**GIVEN PROBLEM:**
Copy out the listing that follows, exact in every word, and skip the images.
###
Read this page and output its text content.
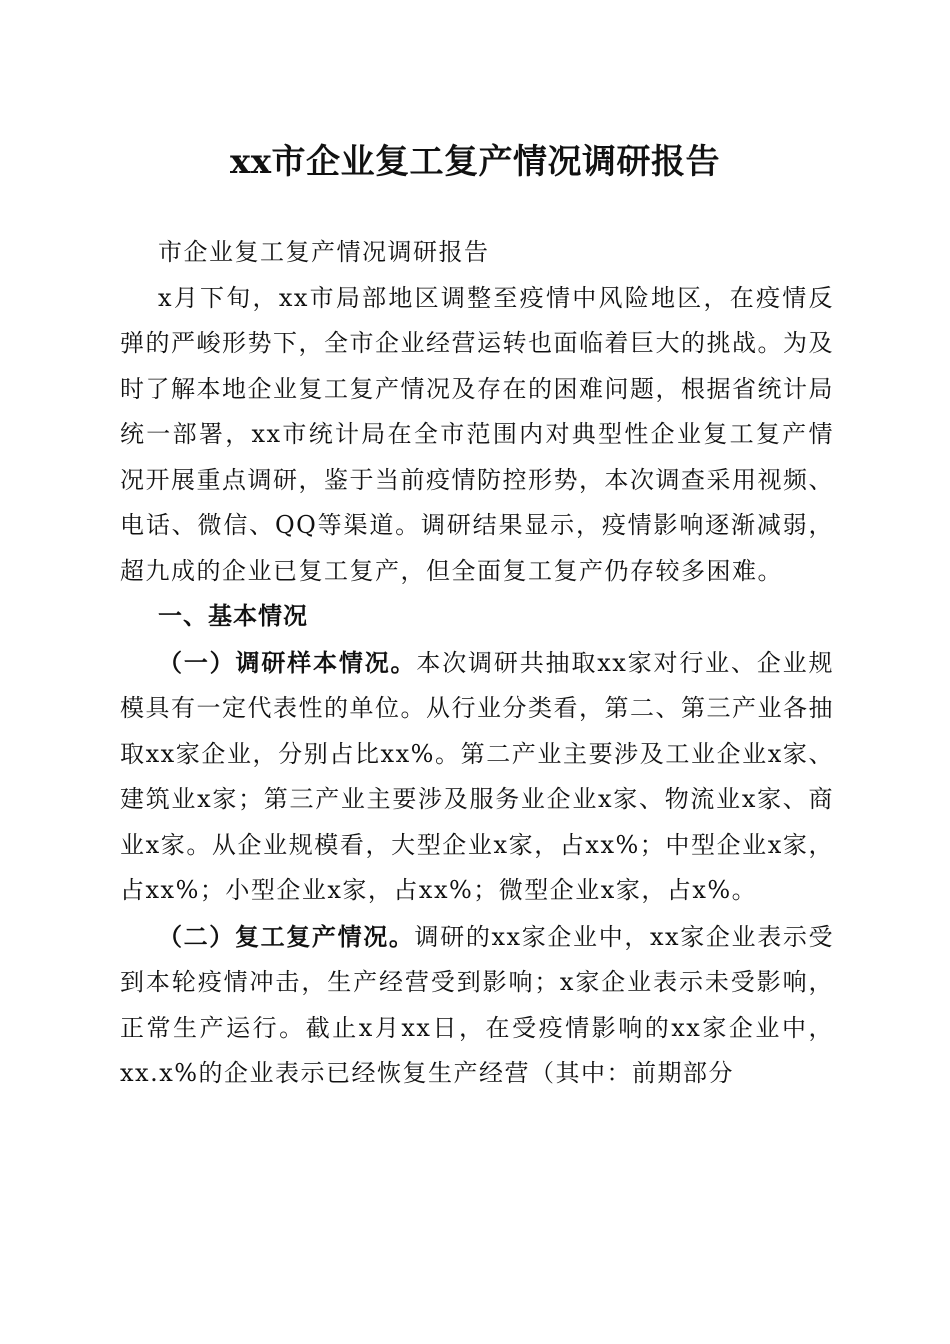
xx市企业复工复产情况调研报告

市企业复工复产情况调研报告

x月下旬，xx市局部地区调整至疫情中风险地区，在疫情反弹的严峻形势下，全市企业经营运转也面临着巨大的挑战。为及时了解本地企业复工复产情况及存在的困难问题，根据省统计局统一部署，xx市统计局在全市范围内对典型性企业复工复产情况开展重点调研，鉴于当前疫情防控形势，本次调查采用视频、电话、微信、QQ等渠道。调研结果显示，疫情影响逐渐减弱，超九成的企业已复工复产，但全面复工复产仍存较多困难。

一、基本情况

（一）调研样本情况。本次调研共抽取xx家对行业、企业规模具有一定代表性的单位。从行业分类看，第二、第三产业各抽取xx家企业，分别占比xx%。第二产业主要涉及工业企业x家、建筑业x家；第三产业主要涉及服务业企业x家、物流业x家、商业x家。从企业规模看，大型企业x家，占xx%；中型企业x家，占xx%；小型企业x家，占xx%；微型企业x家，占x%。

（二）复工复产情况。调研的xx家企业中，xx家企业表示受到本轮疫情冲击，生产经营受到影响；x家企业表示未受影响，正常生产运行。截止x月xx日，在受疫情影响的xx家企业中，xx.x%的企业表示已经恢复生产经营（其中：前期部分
###
**ANSWER TO THIS PROBLEM:**
Read this page and output its text content.
xx市企业复工复产情况调研报告

市企业复工复产情况调研报告

x月下旬，xx市局部地区调整至疫情中风险地区，在疫情反弹的严峻形势下，全市企业经营运转也面临着巨大的挑战。为及时了解本地企业复工复产情况及存在的困难问题，根据省统计局统一部署，xx市统计局在全市范围内对典型性企业复工复产情况开展重点调研，鉴于当前疫情防控形势，本次调查采用视频、电话、微信、QQ等渠道。调研结果显示，疫情影响逐渐减弱，超九成的企业已复工复产，但全面复工复产仍存较多困难。

一、基本情况

（一）调研样本情况。本次调研共抽取xx家对行业、企业规模具有一定代表性的单位。从行业分类看，第二、第三产业各抽取xx家企业，分别占比xx%。第二产业主要涉及工业企业x家、建筑业x家；第三产业主要涉及服务业企业x家、物流业x家、商业x家。从企业规模看，大型企业x家，占xx%；中型企业x家，占xx%；小型企业x家，占xx%；微型企业x家，占x%。

（二）复工复产情况。调研的xx家企业中，xx家企业表示受到本轮疫情冲击，生产经营受到影响；x家企业表示未受影响，正常生产运行。截止x月xx日，在受疫情影响的xx家企业中，xx.x%的企业表示已经恢复生产经营（其中：前期部分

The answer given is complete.